Select, from the material below, each line with "shouting" in it.

-------- DATASET ROWS

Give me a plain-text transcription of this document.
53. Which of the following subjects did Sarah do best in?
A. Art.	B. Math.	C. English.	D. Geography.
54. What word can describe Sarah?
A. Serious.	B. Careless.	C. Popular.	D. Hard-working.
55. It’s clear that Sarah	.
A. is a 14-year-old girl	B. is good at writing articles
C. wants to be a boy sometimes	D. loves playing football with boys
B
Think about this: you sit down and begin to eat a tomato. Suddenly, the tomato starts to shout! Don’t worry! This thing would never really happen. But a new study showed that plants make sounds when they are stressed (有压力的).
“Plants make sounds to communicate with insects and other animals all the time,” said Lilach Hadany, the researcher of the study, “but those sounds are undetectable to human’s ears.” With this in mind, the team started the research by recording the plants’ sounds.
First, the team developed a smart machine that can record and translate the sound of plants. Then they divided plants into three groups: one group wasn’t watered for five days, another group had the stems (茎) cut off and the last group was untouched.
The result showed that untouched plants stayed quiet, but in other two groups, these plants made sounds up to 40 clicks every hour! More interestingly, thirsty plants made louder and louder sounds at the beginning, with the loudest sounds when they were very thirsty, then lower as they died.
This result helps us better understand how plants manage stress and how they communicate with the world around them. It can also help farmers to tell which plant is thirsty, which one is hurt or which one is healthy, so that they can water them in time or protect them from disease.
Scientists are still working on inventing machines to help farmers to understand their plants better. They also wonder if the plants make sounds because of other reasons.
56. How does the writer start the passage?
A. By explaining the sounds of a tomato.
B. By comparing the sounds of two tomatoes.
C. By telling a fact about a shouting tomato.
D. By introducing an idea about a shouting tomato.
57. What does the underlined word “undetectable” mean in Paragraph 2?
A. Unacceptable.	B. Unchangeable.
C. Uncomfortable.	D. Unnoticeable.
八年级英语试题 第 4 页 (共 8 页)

----------------

OUTPUT FOR THIS TASK:
C. By telling a fact about a shouting tomato.
D. By introducing an idea about a shouting tomato.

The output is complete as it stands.